RECORDS FOR THE TASK:
|---|

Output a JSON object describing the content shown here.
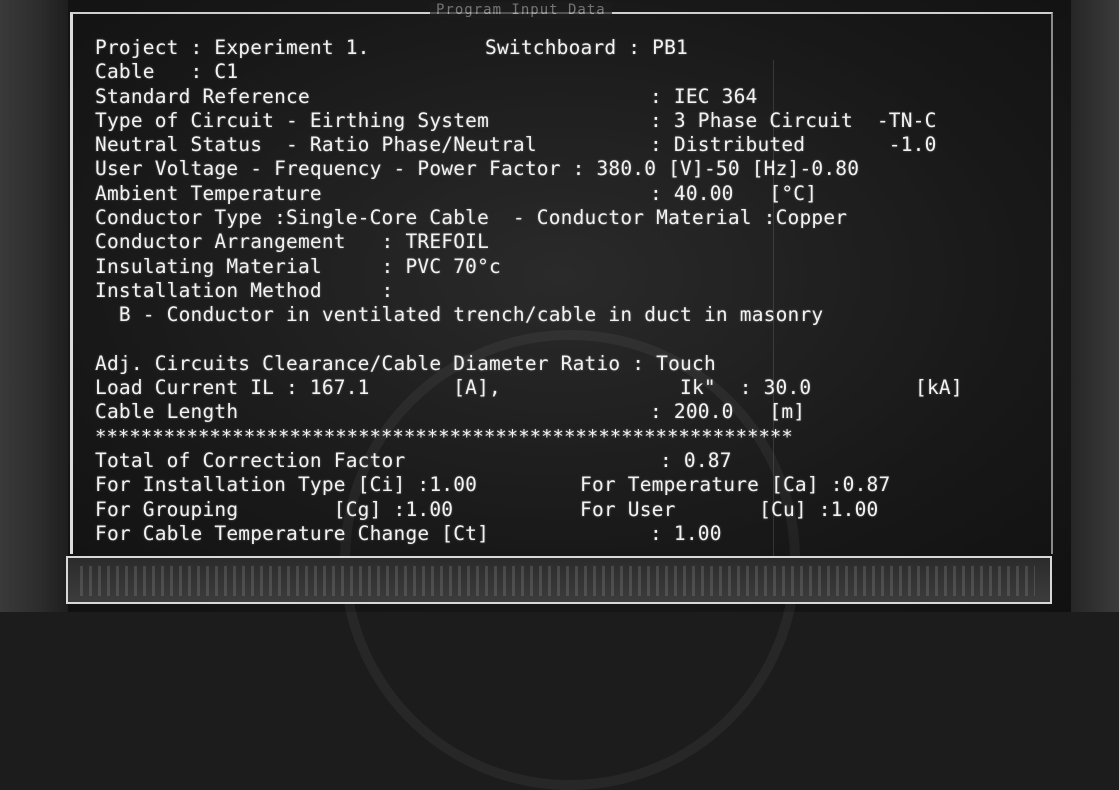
{
  "window": {
    "title": "Program Input Data"
  },
  "lines": [
    {
      "a": "Project : Experiment 1.",
      "b": "Switchboard : PB1",
      "c": ""
    },
    {
      "a": "Cable   : C1",
      "b": "",
      "c": ""
    },
    {
      "a": "Standard Reference",
      "b": "",
      "c": ": IEC 364"
    },
    {
      "a": "Type of Circuit - Eirthing System",
      "b": "",
      "c": ": 3 Phase Circuit  -TN-C"
    },
    {
      "a": "Neutral Status  - Ratio Phase/Neutral",
      "b": "",
      "c": ": Distributed       -1.0"
    },
    {
      "a": "User Voltage - Frequency - Power Factor : 380.0 [V]-50 [Hz]-0.80",
      "b": "",
      "c": ""
    },
    {
      "a": "Ambient Temperature",
      "b": "",
      "c": ": 40.00   [°C]"
    },
    {
      "a": "Conductor Type :Single-Core Cable  - Conductor Material :Copper",
      "b": "",
      "c": ""
    },
    {
      "a": "Conductor Arrangement   : TREFOIL",
      "b": "",
      "c": ""
    },
    {
      "a": "Insulating Material     : PVC 70°c",
      "b": "",
      "c": ""
    },
    {
      "a": "Installation Method     :",
      "b": "",
      "c": ""
    },
    {
      "a": "  B - Conductor in ventilated trench/cable in duct in masonry",
      "b": "",
      "c": ""
    },
    {
      "a": "",
      "b": "",
      "c": ""
    },
    {
      "a": "Adj. Circuits Clearance/Cable Diameter Ratio : Touch",
      "b": "",
      "c": ""
    },
    {
      "a": "Load Current IL : 167.1       [A],",
      "b": "Ik\"  : 30.0",
      "c": "[kA]"
    },
    {
      "a": "Cable Length",
      "b": "",
      "c": ": 200.0   [m]"
    },
    {
      "a": "*************************************************************",
      "b": "",
      "c": ""
    },
    {
      "a": "Total of Correction Factor",
      "b": "",
      "c": ": 0.87"
    },
    {
      "a": "For Installation Type [Ci] :1.00",
      "b": "For Temperature [Ca] :0.87",
      "c": ""
    },
    {
      "a": "For Grouping        [Cg] :1.00",
      "b": "For User       [Cu] :1.00",
      "c": ""
    },
    {
      "a": "For Cable Temperature Change [Ct]",
      "b": "",
      "c": ": 1.00"
    }
  ]
}
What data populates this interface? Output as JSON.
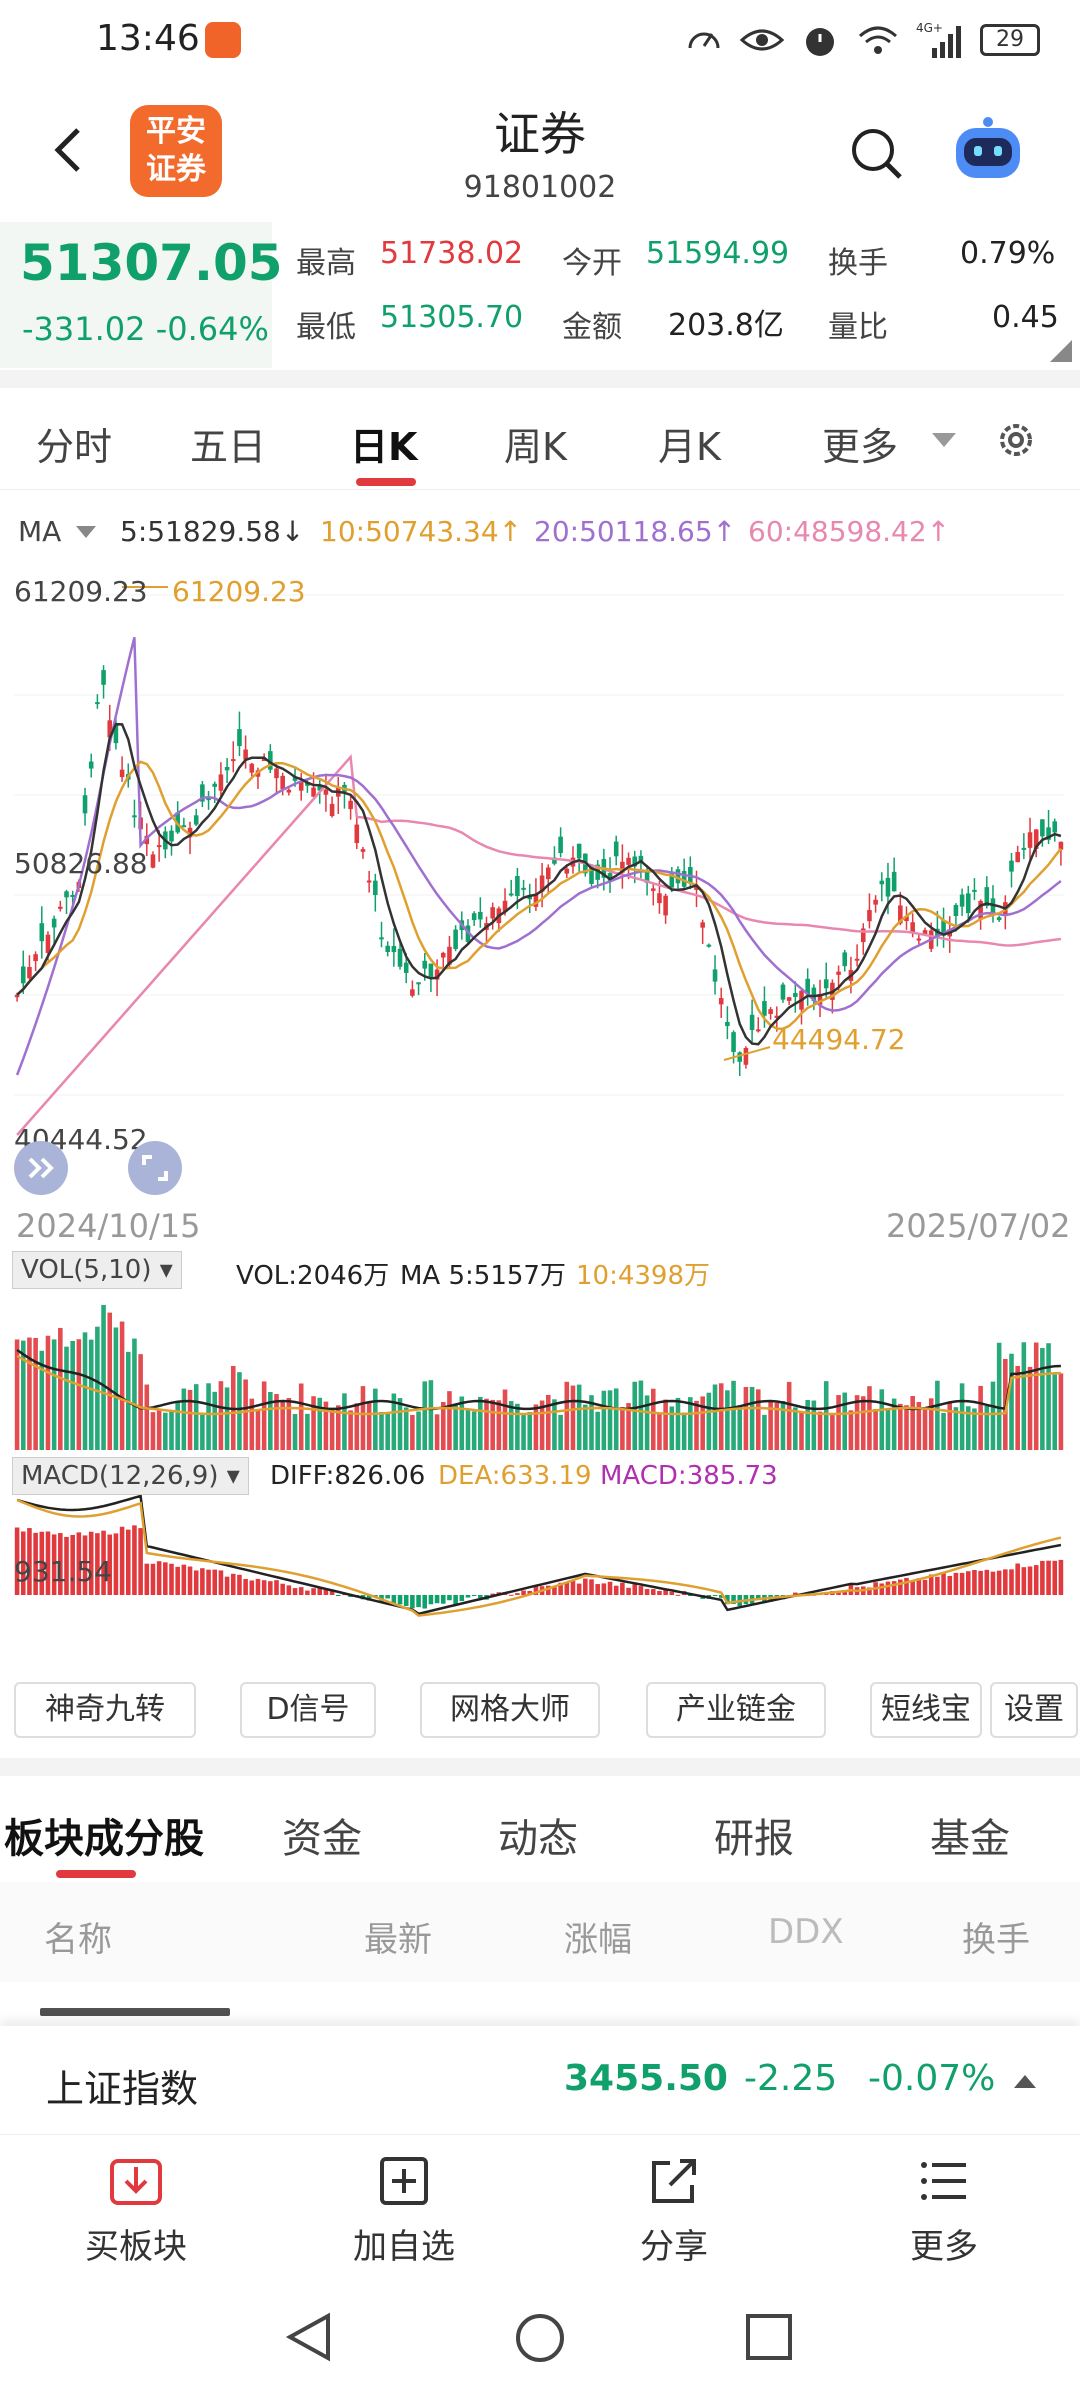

|---|

GIVEN EXERCISE:
Ignore the images and quote every line of the listing exactly.

SOLUTION TO THE PROBLEM:
Output a JSON object describing the content shown here.
{
  "window": {
    "title": "Program Input Data"
  },
  "lines": [
    {
      "a": "Project : Experiment 1.",
      "b": "Switchboard : PB1",
      "c": ""
    },
    {
      "a": "Cable   : C1",
      "b": "",
      "c": ""
    },
    {
      "a": "Standard Reference",
      "b": "",
      "c": ": IEC 364"
    },
    {
      "a": "Type of Circuit - Eirthing System",
      "b": "",
      "c": ": 3 Phase Circuit  -TN-C"
    },
    {
      "a": "Neutral Status  - Ratio Phase/Neutral",
      "b": "",
      "c": ": Distributed       -1.0"
    },
    {
      "a": "User Voltage - Frequency - Power Factor : 380.0 [V]-50 [Hz]-0.80",
      "b": "",
      "c": ""
    },
    {
      "a": "Ambient Temperature",
      "b": "",
      "c": ": 40.00   [°C]"
    },
    {
      "a": "Conductor Type :Single-Core Cable  - Conductor Material :Copper",
      "b": "",
      "c": ""
    },
    {
      "a": "Conductor Arrangement   : TREFOIL",
      "b": "",
      "c": ""
    },
    {
      "a": "Insulating Material     : PVC 70°c",
      "b": "",
      "c": ""
    },
    {
      "a": "Installation Method     :",
      "b": "",
      "c": ""
    },
    {
      "a": "  B - Conductor in ventilated trench/cable in duct in masonry",
      "b": "",
      "c": ""
    },
    {
      "a": "",
      "b": "",
      "c": ""
    },
    {
      "a": "Adj. Circuits Clearance/Cable Diameter Ratio : Touch",
      "b": "",
      "c": ""
    },
    {
      "a": "Load Current IL : 167.1       [A],",
      "b": "Ik\"  : 30.0",
      "c": "[kA]"
    },
    {
      "a": "Cable Length",
      "b": "",
      "c": ": 200.0   [m]"
    },
    {
      "a": "*************************************************************",
      "b": "",
      "c": ""
    },
    {
      "a": "Total of Correction Factor",
      "b": "",
      "c": ": 0.87"
    },
    {
      "a": "For Installation Type [Ci] :1.00",
      "b": "For Temperature [Ca] :0.87",
      "c": ""
    },
    {
      "a": "For Grouping        [Cg] :1.00",
      "b": "For User       [Cu] :1.00",
      "c": ""
    },
    {
      "a": "For Cable Temperature Change [Ct]",
      "b": "",
      "c": ": 1.00"
    }
  ]
}
What data populates this interface? Output as JSON.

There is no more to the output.